Work required: Repeat the material verbatim and drop the pictures.

## Start Items

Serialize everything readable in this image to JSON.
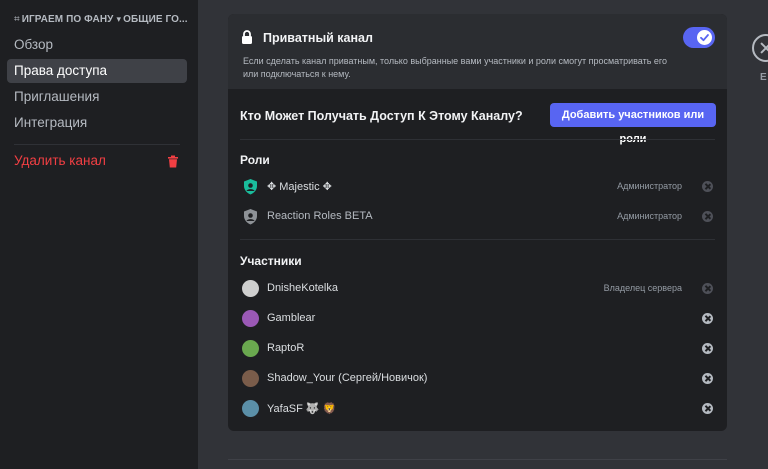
{
  "sidebar": {
    "breadcrumb": {
      "channel": "ИГРАЕМ ПО ФАНУ",
      "category": "ОБЩИЕ ГО..."
    },
    "items": [
      {
        "label": "Обзор"
      },
      {
        "label": "Права доступа"
      },
      {
        "label": "Приглашения"
      },
      {
        "label": "Интеграция"
      }
    ],
    "delete_label": "Удалить канал",
    "active_index": 1
  },
  "private": {
    "title": "Приватный канал",
    "description": "Если сделать канал приватным, только выбранные вами участники и роли смогут просматривать его или подключаться к нему.",
    "enabled": true
  },
  "access": {
    "title": "Кто Может Получать Доступ К Этому Каналу?",
    "add_button": "Добавить участников или роли"
  },
  "roles": {
    "heading": "Роли",
    "items": [
      {
        "name": "✥ Majestic ✥",
        "tag": "Администратор",
        "color": "#1abc9c"
      },
      {
        "name": "Reaction Roles BETA",
        "tag": "Администратор",
        "color": "#8e9297"
      }
    ]
  },
  "members": {
    "heading": "Участники",
    "items": [
      {
        "name": "DnisheKotelka",
        "tag": "Владелец сервера",
        "color": "#cfcfcf"
      },
      {
        "name": "Gamblear",
        "tag": "",
        "color": "#9b59b6"
      },
      {
        "name": "RaptoR",
        "tag": "",
        "color": "#6aa84f"
      },
      {
        "name": "Shadow_Your (Сергей/Новичок)",
        "tag": "",
        "color": "#7a5c4a"
      },
      {
        "name": "YafaSF 🐺 🦁",
        "tag": "",
        "color": "#5b8fa8"
      }
    ]
  },
  "close": {
    "label": "E"
  },
  "colors": {
    "accent": "#5865f2",
    "danger": "#f23f43"
  }
}
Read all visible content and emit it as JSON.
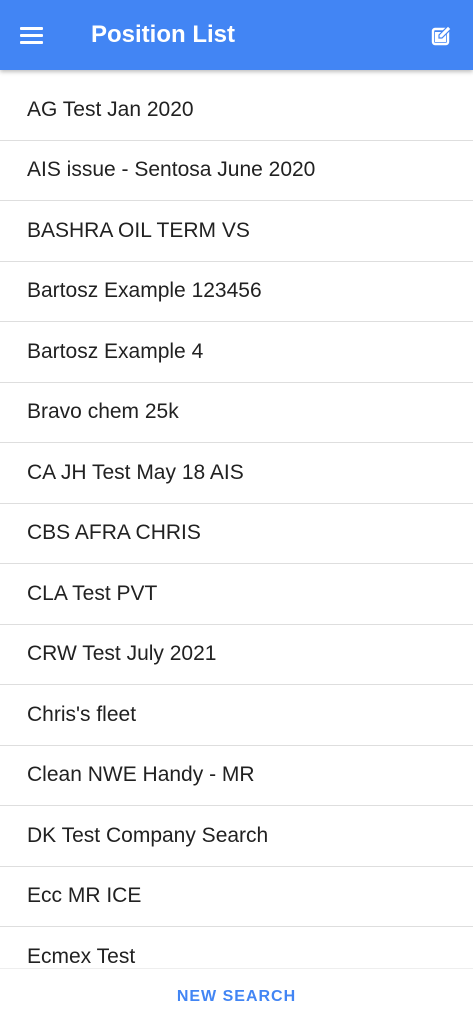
{
  "header": {
    "title": "Position List",
    "menu_icon": "hamburger-menu-icon",
    "edit_icon": "edit-pencil-icon",
    "background_color": "#4285f4"
  },
  "list": {
    "items": [
      "AG Test Jan 2020",
      "AIS issue - Sentosa June 2020",
      "BASHRA OIL TERM VS",
      "Bartosz Example 123456",
      "Bartosz Example 4",
      "Bravo chem 25k",
      "CA JH Test May 18 AIS",
      "CBS AFRA CHRIS",
      "CLA Test PVT",
      "CRW Test July 2021",
      "Chris's fleet",
      "Clean NWE Handy - MR",
      "DK Test Company Search",
      "Ecc MR ICE",
      "Ecmex Test"
    ]
  },
  "footer": {
    "new_search_label": "NEW SEARCH",
    "accent_color": "#4285f4"
  }
}
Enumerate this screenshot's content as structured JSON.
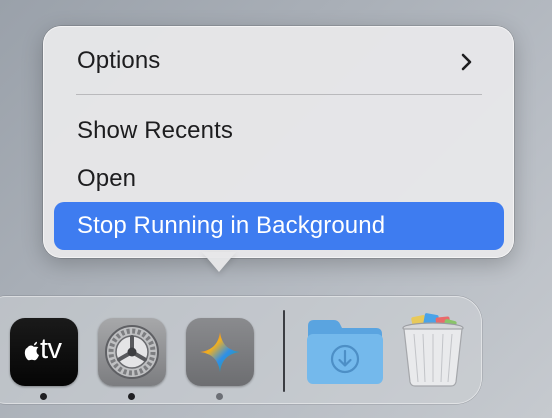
{
  "context_menu": {
    "items": [
      {
        "label": "Options",
        "has_submenu": true,
        "icon": "chevron-right-icon"
      },
      {
        "label": "Show Recents"
      },
      {
        "label": "Open"
      },
      {
        "label": "Stop Running in Background",
        "highlighted": true
      }
    ],
    "highlight_color": "#3e7cf0"
  },
  "dock": {
    "apps": [
      {
        "name": "Apple TV",
        "icon": "apple-tv-icon",
        "text": "tv",
        "running": true
      },
      {
        "name": "System Settings",
        "icon": "system-settings-icon",
        "running": true
      },
      {
        "name": "Gemini",
        "icon": "sparkle-icon",
        "running": true
      }
    ],
    "stacks": [
      {
        "name": "Downloads",
        "icon": "downloads-folder-icon"
      },
      {
        "name": "Trash",
        "icon": "trash-icon"
      }
    ]
  }
}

## End Items

Solution to this task:
Serialize everything readable in this image to JSON.
{
  "sidebar": {
    "breadcrumb": {
      "channel": "ИГРАЕМ ПО ФАНУ",
      "category": "ОБЩИЕ ГО..."
    },
    "items": [
      {
        "label": "Обзор"
      },
      {
        "label": "Права доступа"
      },
      {
        "label": "Приглашения"
      },
      {
        "label": "Интеграция"
      }
    ],
    "delete_label": "Удалить канал",
    "active_index": 1
  },
  "private": {
    "title": "Приватный канал",
    "description": "Если сделать канал приватным, только выбранные вами участники и роли смогут просматривать его или подключаться к нему.",
    "enabled": true
  },
  "access": {
    "title": "Кто Может Получать Доступ К Этому Каналу?",
    "add_button": "Добавить участников или роли"
  },
  "roles": {
    "heading": "Роли",
    "items": [
      {
        "name": "✥ Majestic ✥",
        "tag": "Администратор",
        "color": "#1abc9c"
      },
      {
        "name": "Reaction Roles BETA",
        "tag": "Администратор",
        "color": "#8e9297"
      }
    ]
  },
  "members": {
    "heading": "Участники",
    "items": [
      {
        "name": "DnisheKotelka",
        "tag": "Владелец сервера",
        "color": "#cfcfcf"
      },
      {
        "name": "Gamblear",
        "tag": "",
        "color": "#9b59b6"
      },
      {
        "name": "RaptoR",
        "tag": "",
        "color": "#6aa84f"
      },
      {
        "name": "Shadow_Your (Сергей/Новичок)",
        "tag": "",
        "color": "#7a5c4a"
      },
      {
        "name": "YafaSF 🐺 🦁",
        "tag": "",
        "color": "#5b8fa8"
      }
    ]
  },
  "close": {
    "label": "E"
  },
  "colors": {
    "accent": "#5865f2",
    "danger": "#f23f43"
  }
}
Read all visible content and emit it as JSON.
{
  "header": {
    "title": "Position List",
    "menu_icon": "hamburger-menu-icon",
    "edit_icon": "edit-pencil-icon",
    "background_color": "#4285f4"
  },
  "list": {
    "items": [
      "AG Test Jan 2020",
      "AIS issue - Sentosa June 2020",
      "BASHRA OIL TERM VS",
      "Bartosz Example 123456",
      "Bartosz Example 4",
      "Bravo chem 25k",
      "CA JH Test May 18 AIS",
      "CBS AFRA CHRIS",
      "CLA Test PVT",
      "CRW Test July 2021",
      "Chris's fleet",
      "Clean NWE Handy - MR",
      "DK Test Company Search",
      "Ecc MR ICE",
      "Ecmex Test"
    ]
  },
  "footer": {
    "new_search_label": "NEW SEARCH",
    "accent_color": "#4285f4"
  }
}
Enumerate this screenshot's content as structured JSON.
{
  "context_menu": {
    "items": [
      {
        "label": "Options",
        "has_submenu": true,
        "icon": "chevron-right-icon"
      },
      {
        "label": "Show Recents"
      },
      {
        "label": "Open"
      },
      {
        "label": "Stop Running in Background",
        "highlighted": true
      }
    ],
    "highlight_color": "#3e7cf0"
  },
  "dock": {
    "apps": [
      {
        "name": "Apple TV",
        "icon": "apple-tv-icon",
        "text": "tv",
        "running": true
      },
      {
        "name": "System Settings",
        "icon": "system-settings-icon",
        "running": true
      },
      {
        "name": "Gemini",
        "icon": "sparkle-icon",
        "running": true
      }
    ],
    "stacks": [
      {
        "name": "Downloads",
        "icon": "downloads-folder-icon"
      },
      {
        "name": "Trash",
        "icon": "trash-icon"
      }
    ]
  }
}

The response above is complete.